Required actions.
**A)** Summarize the passage on gradatim ferociter in two sentences.
**B)** Arrange the dataset records from the first line through the line containing "text-segment: folder: [255, 244, 301, 262]", inclusive, as a Markdown table with the columns Row and Line, leaving out blank lines.
======== Document passage ========
40/ In this picture, we can also understand "antifragility" as an emergent concept. If there are a lot of grey ?-blobs in your tower design, then uncertainty might reveal many of them to be green A-grade.
41/ So there is a potential that you can "gain from uncertainty" as testing reveals what you're building to be surprisingly stronger than you thought.
42/ What is "gained" is not actually the property of greater robustness, but your knowledge of that robustness, which can be translated into more material "gains."
43/ How might this happen? For instance, you might design your tower with a mix of bricks and an overall shape so you don't expect avalanches that go more than 8 bricks/blobs deep.
44/ BUT you find, in practice, that avalanches never go more than 3 bricks/blobs deep. You have a robustness margin now. Your design turned out to be too safe relative to your risk appetite.
45/ You can choose to enjoy the unexpectedly high margin of safety, or you can dial up the risk, changing your building design to now only expect 5-deep avalanches.
46/ Gradatim ferociter isn't necessarily at odds with "move fast and break things." It's an additional commitment to rebuilding what breaks, and accepting non-minimum mortality risk.
47/ While gradatim ferociter is generally a slower mode than move-fast-and-break-things, especially in the early stages, this is not out of fear of breaking things,
48/ Rather it is out of low initial knowledge of how things might break. This changes as you persist with the strategy and fragility uncertainty is lowered.
49/ Bezos made this point in his description of Blue Origin strategy. While the motif for Blue Origin is the tortoise (as in the fable of tortoise and hare) it isn't necessarily a motif for slowness.
50/ Bezos explained it as "slow is smooth, smooth is fast.@ Now we can understand it in the context of our risk-and-fragility model.
51/ If you're in gradatim ferociter mode, every step reveals more information about your robustness margin in a controlled way. This is the slow-is-smooth part.
52/ But then you parlay that information into greater speed by shrinking your robustness margin to build faster. That's the smooth-is-fast part. You don't just accelerate, you accelerate robustly.
53/ Gradatim ferociter isn't about going slow. It's about knowing how fast you can go while still knowing how hard you can fall and still get back on track.
54/ In epistemological terms, gradatim ferociter is a sort of network effect in the structure of your knowledge. Slow at first, but capable of gathering extreme momentum.
55/ This sheds light on another Bezos mantra: to get big fast. The gradatim ferociter principle adds nuance to that: there is no point to getting big fast if you cannot stay big for long.
56/ So ultimately gradatim ferociter is about sustainably high speed and acceleration in innovation, and enduring scale in what gets built.
======== Data for this exercise ========
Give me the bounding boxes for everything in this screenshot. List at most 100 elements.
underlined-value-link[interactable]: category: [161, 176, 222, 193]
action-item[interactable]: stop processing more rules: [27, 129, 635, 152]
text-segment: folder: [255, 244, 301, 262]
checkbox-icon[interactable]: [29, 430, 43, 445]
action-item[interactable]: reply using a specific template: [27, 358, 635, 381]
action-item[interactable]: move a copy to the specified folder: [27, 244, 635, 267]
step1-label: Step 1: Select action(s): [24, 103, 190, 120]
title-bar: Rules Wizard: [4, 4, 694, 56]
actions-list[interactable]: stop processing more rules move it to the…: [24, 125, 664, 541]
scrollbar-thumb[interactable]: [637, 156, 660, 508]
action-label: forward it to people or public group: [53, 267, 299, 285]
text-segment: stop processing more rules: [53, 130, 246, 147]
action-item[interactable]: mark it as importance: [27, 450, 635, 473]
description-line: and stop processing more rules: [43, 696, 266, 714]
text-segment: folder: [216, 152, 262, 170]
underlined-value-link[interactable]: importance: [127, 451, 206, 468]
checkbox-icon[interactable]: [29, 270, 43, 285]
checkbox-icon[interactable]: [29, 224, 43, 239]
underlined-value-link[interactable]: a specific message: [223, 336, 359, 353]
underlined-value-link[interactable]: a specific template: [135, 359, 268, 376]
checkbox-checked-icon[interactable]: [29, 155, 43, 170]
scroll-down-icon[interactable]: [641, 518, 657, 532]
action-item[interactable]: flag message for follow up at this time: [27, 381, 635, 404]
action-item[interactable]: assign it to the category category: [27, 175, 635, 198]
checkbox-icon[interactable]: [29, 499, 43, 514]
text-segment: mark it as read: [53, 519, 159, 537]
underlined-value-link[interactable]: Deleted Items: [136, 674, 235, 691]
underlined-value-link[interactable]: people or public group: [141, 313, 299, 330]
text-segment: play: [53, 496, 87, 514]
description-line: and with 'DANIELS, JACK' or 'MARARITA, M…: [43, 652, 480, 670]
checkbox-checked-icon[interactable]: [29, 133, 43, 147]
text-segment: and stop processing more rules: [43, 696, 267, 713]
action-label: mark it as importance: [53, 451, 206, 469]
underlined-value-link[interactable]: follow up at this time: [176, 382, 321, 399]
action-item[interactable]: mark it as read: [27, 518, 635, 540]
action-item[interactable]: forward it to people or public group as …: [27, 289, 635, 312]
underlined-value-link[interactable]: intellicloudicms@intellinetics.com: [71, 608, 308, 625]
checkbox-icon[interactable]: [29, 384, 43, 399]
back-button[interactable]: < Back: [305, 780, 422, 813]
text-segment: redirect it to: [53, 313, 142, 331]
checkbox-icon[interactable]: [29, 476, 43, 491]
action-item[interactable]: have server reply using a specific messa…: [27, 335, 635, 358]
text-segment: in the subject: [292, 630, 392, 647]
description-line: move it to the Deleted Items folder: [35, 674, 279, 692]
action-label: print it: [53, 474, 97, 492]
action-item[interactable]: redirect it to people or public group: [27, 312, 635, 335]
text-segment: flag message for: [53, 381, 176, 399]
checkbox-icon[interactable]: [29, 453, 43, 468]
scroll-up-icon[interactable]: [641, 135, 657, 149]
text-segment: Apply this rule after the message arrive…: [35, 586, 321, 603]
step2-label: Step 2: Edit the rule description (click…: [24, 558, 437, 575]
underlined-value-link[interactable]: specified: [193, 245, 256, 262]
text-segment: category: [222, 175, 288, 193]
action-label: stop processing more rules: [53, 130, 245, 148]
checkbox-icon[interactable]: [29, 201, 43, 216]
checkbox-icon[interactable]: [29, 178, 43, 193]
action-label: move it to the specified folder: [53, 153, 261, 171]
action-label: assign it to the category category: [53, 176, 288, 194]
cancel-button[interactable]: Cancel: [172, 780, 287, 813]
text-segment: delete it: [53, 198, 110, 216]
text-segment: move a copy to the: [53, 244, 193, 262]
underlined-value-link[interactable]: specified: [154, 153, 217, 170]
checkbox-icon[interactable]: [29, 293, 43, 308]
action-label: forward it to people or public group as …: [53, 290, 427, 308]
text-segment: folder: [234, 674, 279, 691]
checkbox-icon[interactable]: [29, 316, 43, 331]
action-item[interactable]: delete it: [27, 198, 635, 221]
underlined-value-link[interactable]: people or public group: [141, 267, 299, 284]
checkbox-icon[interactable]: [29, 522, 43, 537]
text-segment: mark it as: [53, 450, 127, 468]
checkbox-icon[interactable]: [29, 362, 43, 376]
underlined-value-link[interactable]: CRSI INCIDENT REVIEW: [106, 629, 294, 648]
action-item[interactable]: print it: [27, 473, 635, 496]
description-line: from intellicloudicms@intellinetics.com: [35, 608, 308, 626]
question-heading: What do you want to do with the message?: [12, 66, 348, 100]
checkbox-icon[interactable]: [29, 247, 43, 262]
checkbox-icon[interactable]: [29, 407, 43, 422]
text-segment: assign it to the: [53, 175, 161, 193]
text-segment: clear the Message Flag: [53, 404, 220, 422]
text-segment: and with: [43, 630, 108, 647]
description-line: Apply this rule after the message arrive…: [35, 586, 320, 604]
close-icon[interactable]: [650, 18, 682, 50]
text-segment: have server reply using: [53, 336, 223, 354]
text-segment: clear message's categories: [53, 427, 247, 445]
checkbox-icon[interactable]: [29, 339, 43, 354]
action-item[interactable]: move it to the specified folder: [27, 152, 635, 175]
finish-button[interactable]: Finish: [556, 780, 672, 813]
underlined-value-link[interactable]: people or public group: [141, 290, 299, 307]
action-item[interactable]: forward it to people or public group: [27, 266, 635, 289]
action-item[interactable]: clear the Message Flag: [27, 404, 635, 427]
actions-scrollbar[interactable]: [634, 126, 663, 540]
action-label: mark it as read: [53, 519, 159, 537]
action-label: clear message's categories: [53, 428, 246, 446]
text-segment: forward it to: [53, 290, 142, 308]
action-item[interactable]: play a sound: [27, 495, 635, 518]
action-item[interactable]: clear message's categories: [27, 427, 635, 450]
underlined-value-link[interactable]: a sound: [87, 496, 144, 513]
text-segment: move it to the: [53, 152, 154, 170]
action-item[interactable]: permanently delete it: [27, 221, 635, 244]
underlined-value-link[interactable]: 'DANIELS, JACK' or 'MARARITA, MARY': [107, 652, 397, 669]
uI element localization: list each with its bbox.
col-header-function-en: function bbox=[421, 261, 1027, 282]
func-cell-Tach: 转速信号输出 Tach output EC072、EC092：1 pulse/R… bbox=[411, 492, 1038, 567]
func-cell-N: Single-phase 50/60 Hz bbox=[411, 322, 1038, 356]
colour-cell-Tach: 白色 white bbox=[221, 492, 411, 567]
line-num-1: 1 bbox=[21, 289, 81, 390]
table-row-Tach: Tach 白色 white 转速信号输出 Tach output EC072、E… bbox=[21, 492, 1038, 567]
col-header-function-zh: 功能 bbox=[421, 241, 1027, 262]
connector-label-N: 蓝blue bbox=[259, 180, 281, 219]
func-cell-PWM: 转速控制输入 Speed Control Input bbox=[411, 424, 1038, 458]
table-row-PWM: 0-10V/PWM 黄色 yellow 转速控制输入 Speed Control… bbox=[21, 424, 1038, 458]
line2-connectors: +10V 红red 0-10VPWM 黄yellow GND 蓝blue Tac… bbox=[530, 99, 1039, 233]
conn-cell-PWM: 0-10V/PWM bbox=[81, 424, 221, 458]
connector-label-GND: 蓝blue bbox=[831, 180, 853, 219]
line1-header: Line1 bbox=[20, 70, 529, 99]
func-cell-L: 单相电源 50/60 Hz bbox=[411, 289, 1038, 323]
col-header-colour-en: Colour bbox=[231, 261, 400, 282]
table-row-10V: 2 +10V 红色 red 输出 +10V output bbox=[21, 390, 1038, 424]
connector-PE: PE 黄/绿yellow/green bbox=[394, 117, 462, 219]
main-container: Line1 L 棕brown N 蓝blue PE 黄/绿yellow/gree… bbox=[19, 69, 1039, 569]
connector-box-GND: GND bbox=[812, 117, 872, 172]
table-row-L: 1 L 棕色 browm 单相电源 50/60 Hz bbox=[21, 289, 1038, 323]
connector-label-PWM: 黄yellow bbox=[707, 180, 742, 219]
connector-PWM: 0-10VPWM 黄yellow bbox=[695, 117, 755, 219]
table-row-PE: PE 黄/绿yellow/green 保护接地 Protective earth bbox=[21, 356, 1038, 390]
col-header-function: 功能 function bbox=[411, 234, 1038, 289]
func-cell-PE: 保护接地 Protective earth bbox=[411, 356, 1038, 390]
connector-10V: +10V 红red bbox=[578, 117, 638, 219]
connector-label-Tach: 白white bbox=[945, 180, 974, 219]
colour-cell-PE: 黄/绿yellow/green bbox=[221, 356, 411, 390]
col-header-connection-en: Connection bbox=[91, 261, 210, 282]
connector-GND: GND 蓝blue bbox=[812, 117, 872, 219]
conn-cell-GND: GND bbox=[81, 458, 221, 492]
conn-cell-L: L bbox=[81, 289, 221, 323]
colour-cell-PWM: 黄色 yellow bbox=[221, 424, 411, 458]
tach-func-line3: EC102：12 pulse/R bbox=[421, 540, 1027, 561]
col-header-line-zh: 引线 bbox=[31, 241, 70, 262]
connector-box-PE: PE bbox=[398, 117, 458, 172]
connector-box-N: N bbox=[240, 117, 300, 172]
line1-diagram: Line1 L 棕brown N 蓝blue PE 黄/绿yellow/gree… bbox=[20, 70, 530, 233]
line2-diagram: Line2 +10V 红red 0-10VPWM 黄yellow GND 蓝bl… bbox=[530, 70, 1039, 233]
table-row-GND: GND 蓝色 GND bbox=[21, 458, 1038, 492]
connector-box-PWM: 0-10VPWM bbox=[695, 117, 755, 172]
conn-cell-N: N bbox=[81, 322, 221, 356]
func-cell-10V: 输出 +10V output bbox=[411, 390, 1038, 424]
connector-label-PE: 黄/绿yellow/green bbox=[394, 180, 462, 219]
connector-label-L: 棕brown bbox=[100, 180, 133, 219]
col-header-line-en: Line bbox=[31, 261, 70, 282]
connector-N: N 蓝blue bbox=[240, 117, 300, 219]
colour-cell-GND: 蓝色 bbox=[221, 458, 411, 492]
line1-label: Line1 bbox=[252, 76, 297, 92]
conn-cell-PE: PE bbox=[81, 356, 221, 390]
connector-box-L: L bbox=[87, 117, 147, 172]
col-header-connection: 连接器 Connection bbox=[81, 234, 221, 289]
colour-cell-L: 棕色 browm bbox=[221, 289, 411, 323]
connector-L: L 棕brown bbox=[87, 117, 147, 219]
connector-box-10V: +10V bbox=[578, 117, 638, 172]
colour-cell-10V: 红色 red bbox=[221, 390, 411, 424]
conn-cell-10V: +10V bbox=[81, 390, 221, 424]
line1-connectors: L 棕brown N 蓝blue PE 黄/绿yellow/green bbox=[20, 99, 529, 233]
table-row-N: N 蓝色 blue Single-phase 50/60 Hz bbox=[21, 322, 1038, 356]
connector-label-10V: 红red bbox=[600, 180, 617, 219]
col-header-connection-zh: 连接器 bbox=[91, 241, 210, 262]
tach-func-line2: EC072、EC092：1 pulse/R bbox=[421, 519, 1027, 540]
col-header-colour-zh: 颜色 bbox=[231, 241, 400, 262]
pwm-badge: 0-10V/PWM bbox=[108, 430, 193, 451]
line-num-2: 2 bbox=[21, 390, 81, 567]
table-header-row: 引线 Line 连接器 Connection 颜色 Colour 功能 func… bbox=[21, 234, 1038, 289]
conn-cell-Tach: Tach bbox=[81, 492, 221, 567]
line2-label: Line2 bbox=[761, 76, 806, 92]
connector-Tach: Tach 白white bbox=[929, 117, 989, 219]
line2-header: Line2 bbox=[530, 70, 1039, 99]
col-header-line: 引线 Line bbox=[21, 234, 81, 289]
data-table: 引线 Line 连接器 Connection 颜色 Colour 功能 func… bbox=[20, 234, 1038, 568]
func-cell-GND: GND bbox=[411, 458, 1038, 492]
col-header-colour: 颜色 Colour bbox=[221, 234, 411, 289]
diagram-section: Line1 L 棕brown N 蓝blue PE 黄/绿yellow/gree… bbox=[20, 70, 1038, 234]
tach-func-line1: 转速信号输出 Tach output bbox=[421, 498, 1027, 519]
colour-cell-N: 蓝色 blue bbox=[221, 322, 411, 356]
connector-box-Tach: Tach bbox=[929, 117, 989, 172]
========
Expected answers.
**A)** Gradatim ferociter is not about going slow but about knowing how fast you can go while still knowing how hard you can fall. Each controlled step reveals more about your robustness margin, and that knowledge can be turned into greater speed, so the approach ultimately aims at sustainably high speed in innovation and enduring scale in what gets built.

**B)**
| Row | Line |
|---|---|
| 1 | Give me the bounding boxes for everything in this screenshot. List at most 100 elements. |
| 2 | underlined-value-link[interactable]: category: [161, 176, 222, 193] |
| 3 | action-item[interactable]: stop processing more rules: [27, 129, 635, 152] |
| 4 | text-segment: folder: [255, 244, 301, 262] |